(WORK TO BE COMPLETED): Go through the listing and pick out each line with the word "name" in it.

(RECORD LIST):
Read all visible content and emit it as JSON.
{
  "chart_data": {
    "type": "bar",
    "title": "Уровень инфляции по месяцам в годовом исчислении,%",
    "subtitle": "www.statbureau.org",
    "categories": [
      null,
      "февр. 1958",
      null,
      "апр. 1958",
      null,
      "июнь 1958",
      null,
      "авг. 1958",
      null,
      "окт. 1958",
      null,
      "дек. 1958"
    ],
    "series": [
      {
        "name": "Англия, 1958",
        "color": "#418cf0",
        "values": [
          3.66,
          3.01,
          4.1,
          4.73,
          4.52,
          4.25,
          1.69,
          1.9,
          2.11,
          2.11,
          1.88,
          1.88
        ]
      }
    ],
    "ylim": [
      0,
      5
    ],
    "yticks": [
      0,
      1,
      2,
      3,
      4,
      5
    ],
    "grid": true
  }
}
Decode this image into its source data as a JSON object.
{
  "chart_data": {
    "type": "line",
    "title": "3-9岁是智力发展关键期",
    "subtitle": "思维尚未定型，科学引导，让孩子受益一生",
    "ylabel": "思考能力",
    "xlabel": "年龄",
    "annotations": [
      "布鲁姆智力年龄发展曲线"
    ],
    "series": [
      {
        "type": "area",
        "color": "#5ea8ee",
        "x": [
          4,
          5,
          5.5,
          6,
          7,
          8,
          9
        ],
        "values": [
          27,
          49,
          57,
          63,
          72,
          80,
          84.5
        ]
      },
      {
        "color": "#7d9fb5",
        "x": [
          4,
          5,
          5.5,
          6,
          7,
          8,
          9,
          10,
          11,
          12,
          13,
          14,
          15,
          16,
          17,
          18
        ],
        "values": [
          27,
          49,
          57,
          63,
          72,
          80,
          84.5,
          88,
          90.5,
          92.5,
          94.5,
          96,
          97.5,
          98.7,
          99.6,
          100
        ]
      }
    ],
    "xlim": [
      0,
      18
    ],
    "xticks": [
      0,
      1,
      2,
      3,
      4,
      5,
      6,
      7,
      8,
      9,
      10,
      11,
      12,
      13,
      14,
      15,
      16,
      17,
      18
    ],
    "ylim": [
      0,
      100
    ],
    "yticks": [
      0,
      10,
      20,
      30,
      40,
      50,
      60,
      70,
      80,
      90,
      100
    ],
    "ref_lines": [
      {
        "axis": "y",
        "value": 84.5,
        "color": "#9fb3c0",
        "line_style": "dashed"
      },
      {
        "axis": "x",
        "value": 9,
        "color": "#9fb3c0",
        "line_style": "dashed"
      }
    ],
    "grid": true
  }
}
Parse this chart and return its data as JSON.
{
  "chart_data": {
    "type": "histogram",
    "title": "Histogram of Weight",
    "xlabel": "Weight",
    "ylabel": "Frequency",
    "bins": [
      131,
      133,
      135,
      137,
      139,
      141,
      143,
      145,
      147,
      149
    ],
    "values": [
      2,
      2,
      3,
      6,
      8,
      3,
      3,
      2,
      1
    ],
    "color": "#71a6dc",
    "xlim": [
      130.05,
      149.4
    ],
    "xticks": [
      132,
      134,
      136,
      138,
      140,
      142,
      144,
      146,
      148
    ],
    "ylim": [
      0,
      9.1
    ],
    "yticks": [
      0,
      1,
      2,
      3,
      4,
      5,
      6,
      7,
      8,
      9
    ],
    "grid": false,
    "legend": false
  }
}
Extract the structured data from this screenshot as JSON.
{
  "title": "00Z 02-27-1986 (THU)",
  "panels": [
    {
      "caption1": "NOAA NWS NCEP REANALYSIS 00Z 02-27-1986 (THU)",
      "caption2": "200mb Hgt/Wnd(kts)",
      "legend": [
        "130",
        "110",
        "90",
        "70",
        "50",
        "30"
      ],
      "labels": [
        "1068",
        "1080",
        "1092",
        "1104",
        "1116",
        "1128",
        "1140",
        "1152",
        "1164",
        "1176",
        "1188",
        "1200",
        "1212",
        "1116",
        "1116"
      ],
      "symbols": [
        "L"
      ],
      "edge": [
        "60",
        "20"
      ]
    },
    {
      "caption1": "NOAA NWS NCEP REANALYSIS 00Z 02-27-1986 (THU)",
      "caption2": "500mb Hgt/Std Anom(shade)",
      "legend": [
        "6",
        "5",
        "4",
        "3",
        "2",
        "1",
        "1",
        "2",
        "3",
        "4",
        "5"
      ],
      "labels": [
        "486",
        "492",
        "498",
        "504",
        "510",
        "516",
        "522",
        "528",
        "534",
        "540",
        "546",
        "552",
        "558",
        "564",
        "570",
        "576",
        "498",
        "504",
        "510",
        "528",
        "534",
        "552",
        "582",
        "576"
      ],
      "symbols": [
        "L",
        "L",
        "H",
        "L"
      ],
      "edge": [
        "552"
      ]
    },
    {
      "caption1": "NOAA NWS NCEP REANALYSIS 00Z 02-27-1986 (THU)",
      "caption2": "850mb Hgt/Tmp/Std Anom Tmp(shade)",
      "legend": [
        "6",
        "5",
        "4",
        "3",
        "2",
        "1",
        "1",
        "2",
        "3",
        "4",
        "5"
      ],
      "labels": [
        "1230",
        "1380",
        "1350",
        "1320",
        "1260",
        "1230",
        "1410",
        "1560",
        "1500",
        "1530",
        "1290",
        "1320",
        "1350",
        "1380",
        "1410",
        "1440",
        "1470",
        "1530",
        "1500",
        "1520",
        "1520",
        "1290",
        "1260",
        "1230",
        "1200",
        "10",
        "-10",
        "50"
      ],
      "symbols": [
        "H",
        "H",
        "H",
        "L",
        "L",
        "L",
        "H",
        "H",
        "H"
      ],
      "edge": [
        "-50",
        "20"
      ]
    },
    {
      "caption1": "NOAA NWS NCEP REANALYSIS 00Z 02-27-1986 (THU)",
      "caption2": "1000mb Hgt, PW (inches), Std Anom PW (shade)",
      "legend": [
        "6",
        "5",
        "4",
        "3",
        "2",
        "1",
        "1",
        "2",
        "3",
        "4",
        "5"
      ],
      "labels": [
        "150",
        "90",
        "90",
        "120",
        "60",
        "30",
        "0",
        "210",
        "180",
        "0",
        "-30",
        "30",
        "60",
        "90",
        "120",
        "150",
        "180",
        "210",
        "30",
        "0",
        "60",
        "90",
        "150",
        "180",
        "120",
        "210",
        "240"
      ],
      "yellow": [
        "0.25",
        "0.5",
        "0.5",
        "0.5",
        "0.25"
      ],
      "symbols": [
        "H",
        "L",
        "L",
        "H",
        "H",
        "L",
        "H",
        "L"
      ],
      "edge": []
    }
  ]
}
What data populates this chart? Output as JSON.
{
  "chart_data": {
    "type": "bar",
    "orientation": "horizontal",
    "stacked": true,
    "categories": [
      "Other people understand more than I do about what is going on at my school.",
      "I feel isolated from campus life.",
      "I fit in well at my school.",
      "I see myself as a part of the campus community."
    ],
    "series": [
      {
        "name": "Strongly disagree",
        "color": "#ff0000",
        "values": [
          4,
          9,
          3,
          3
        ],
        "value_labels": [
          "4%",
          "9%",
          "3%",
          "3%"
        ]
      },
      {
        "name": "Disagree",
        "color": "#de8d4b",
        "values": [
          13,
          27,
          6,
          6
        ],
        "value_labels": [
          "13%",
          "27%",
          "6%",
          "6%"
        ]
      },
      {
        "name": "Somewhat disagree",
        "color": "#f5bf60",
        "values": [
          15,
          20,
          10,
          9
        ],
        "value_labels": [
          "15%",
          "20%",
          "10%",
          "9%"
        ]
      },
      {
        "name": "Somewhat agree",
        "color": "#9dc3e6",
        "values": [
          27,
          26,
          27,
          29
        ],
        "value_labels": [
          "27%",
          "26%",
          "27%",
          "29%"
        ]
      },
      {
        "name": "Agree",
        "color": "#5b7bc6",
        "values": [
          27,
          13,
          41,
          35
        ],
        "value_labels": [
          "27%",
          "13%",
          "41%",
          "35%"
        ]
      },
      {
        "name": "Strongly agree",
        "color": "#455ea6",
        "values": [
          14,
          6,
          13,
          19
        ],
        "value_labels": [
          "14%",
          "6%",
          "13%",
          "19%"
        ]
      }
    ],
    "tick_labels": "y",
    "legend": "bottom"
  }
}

(FULL ANSWER):
        "name": "Англия, 1958",
        "name": "Strongly disagree",
        "name": "Disagree",
        "name": "Somewhat disagree",
        "name": "Somewhat agree",
        "name": "Agree",
        "name": "Strongly agree",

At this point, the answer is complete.